** BEGIN THE RECORDS **
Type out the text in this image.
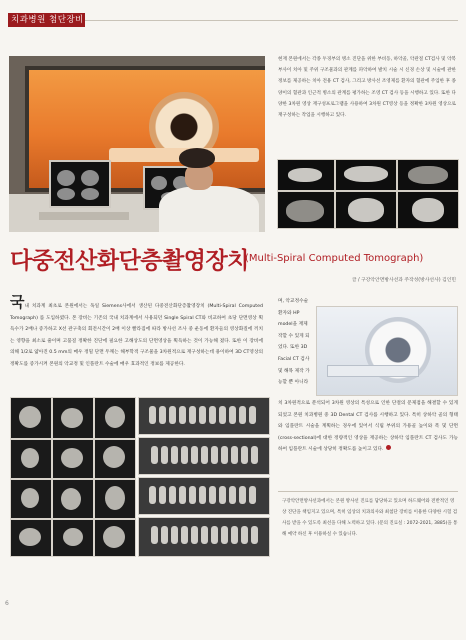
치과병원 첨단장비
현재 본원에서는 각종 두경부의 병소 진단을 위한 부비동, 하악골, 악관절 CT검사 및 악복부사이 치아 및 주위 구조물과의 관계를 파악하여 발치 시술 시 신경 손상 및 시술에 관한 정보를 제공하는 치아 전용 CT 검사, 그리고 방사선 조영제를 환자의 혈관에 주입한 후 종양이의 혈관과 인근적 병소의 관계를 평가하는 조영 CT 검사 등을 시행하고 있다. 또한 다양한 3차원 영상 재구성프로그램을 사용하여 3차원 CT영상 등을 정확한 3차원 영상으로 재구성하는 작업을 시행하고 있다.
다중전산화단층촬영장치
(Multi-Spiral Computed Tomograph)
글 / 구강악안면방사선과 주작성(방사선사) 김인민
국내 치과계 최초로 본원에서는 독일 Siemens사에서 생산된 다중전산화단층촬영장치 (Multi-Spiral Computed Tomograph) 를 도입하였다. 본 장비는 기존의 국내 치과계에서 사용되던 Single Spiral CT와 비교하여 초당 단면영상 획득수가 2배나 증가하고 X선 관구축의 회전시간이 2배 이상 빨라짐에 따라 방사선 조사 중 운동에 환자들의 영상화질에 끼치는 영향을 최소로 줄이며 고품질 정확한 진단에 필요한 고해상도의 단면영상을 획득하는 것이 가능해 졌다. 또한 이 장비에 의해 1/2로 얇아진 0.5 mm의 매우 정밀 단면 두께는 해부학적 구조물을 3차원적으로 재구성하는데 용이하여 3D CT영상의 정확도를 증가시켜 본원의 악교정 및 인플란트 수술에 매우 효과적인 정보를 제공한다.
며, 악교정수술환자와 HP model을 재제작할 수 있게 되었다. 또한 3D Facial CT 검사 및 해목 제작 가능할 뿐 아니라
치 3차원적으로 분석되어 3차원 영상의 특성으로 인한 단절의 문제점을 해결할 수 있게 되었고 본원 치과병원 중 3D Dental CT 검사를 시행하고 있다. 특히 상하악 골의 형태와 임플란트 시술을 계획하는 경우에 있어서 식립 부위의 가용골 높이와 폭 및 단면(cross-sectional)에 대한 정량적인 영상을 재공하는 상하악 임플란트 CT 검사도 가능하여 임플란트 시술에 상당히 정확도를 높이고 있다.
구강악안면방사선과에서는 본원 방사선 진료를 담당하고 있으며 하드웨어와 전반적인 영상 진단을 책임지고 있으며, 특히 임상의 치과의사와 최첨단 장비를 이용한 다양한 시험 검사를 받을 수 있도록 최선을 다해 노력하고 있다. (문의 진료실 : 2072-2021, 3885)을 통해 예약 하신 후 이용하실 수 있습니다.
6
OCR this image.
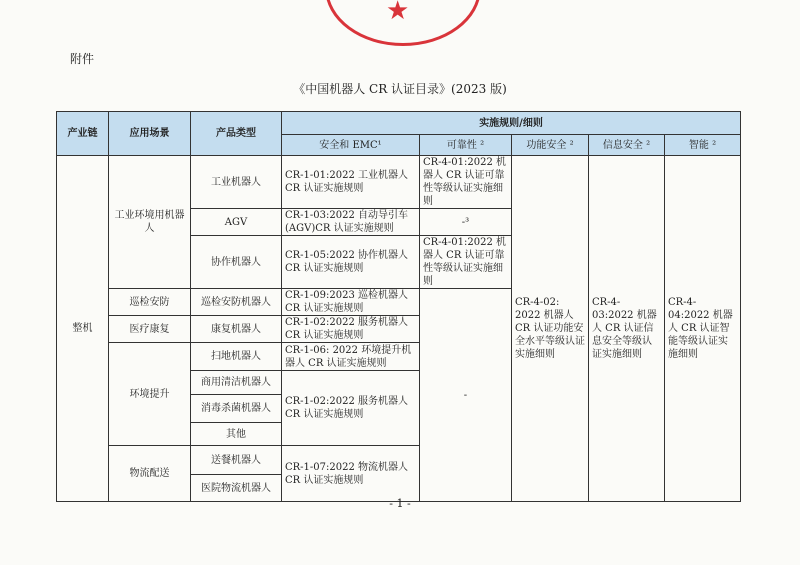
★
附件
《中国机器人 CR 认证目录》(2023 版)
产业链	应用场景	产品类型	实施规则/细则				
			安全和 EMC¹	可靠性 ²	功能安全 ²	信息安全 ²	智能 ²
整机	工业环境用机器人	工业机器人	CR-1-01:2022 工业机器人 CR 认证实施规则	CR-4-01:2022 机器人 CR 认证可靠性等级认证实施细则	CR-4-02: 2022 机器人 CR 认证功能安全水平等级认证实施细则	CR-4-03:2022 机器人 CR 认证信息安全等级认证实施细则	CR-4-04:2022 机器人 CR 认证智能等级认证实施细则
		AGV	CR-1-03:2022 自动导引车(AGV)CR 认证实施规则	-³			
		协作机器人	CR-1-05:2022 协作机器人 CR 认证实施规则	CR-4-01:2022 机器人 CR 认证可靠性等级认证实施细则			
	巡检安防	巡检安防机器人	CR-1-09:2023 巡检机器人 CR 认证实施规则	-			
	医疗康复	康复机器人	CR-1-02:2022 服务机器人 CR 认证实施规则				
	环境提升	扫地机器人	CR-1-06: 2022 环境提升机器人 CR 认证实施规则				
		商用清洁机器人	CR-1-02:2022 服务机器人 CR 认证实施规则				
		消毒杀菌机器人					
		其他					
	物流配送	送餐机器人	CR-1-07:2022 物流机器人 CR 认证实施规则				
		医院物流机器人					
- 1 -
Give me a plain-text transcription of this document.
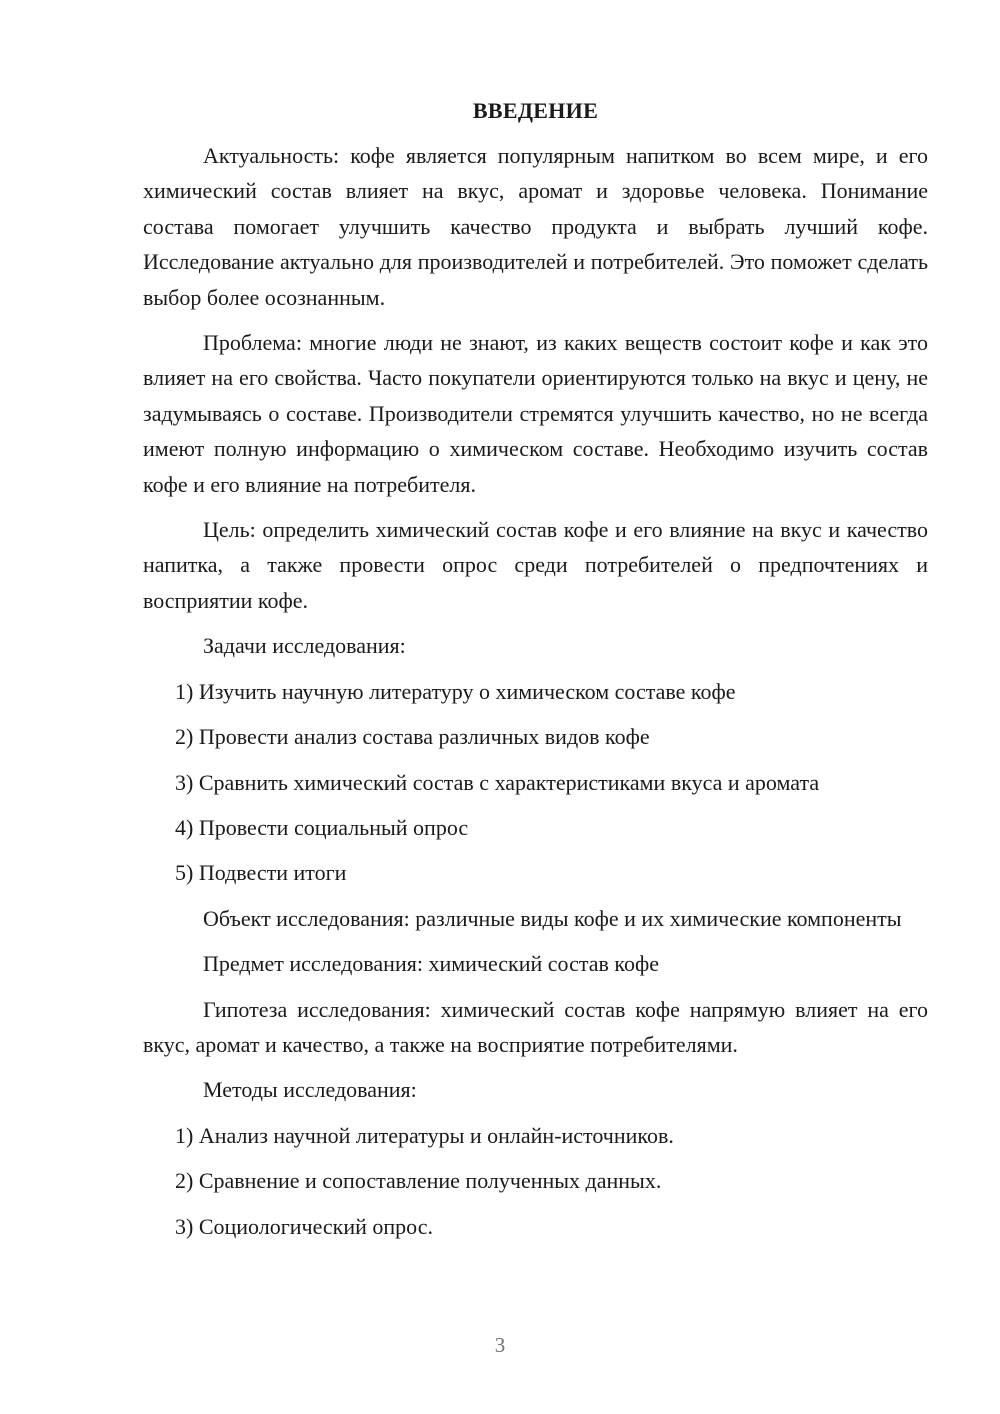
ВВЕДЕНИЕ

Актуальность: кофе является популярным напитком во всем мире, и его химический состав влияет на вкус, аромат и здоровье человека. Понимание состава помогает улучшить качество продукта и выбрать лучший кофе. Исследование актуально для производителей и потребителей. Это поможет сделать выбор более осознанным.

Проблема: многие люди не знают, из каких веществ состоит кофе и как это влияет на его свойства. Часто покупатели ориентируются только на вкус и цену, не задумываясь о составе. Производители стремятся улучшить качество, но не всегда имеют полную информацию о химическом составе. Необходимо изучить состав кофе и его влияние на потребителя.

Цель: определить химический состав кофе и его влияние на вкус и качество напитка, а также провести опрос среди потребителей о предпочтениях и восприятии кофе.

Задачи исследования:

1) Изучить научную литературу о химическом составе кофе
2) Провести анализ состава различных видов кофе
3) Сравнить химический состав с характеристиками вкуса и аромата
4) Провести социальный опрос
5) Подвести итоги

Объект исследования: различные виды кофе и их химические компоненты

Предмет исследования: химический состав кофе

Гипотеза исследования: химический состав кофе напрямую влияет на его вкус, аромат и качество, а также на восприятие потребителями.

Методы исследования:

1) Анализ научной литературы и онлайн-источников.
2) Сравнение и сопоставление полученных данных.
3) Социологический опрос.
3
** END THE RECORDS **
** BEGIN THE RECORDS **
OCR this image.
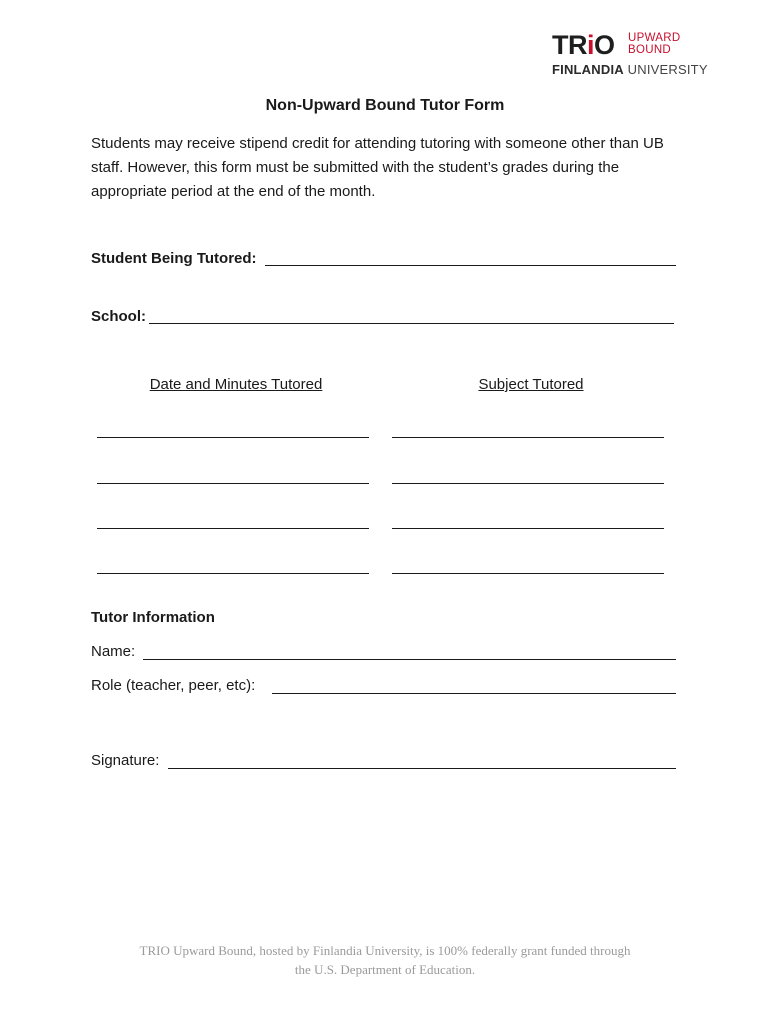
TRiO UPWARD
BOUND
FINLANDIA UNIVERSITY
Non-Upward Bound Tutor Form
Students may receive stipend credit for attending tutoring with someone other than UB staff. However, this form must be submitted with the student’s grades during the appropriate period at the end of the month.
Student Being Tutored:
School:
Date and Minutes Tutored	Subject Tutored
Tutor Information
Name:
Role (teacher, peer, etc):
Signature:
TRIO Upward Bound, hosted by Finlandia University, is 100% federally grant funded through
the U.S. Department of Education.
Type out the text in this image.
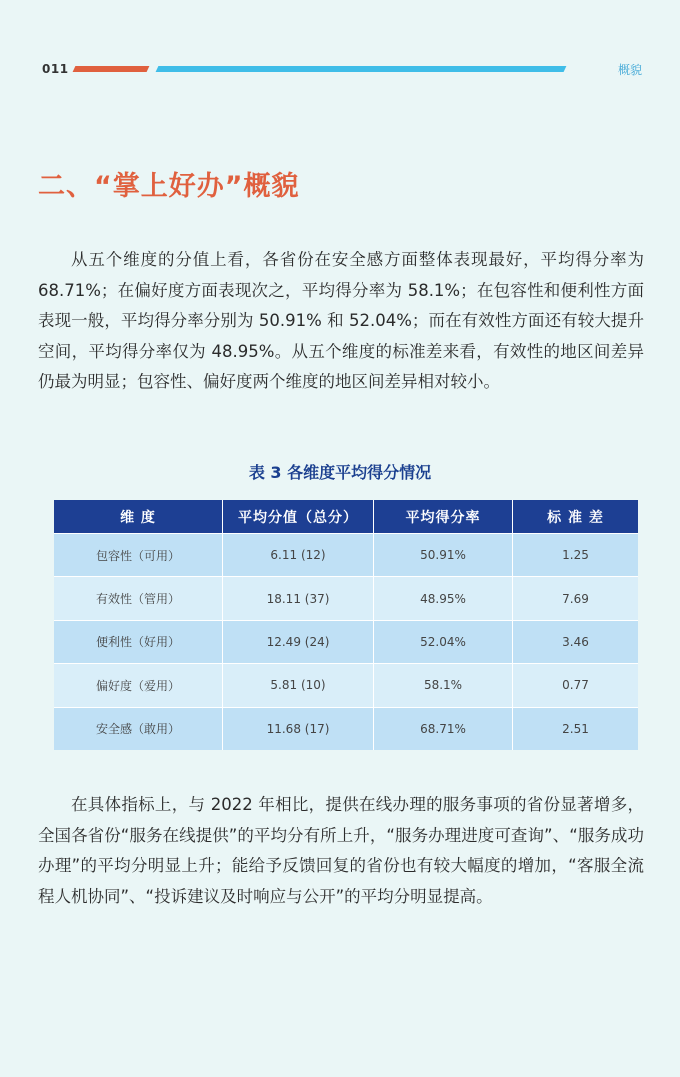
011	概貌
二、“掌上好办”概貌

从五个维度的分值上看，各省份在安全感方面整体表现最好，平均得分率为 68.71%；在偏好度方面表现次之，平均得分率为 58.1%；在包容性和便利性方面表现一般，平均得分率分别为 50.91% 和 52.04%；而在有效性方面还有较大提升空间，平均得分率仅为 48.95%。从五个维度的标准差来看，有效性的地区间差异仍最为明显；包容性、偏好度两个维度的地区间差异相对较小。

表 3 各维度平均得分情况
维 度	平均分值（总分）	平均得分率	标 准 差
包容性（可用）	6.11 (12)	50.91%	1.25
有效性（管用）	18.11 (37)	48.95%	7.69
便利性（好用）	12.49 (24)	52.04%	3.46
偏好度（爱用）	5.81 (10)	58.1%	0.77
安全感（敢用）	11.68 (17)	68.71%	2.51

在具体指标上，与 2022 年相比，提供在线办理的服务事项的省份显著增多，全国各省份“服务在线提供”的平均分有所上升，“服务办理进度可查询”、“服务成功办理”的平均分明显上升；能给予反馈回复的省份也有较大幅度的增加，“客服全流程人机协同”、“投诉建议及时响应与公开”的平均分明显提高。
** END THE RECORDS **
> _EXERCISE DETAILS_
Show all lines from the listing above in which "химический" appears.

> _RESULT FOR THIS EXERCISE_
Актуальность: кофе является популярным напитком во всем мире, и его химический состав влияет на вкус, аромат и здоровье человека. Понимание состава помогает улучшить качество продукта и выбрать лучший кофе. Исследование актуально для производителей и потребителей. Это поможет сделать выбор более осознанным.
Цель: определить химический состав кофе и его влияние на вкус и качество напитка, а также провести опрос среди потребителей о предпочтениях и восприятии кофе.
3) Сравнить химический состав с характеристиками вкуса и аромата
Предмет исследования: химический состав кофе
Гипотеза исследования: химический состав кофе напрямую влияет на его вкус, аромат и качество, а также на восприятие потребителями.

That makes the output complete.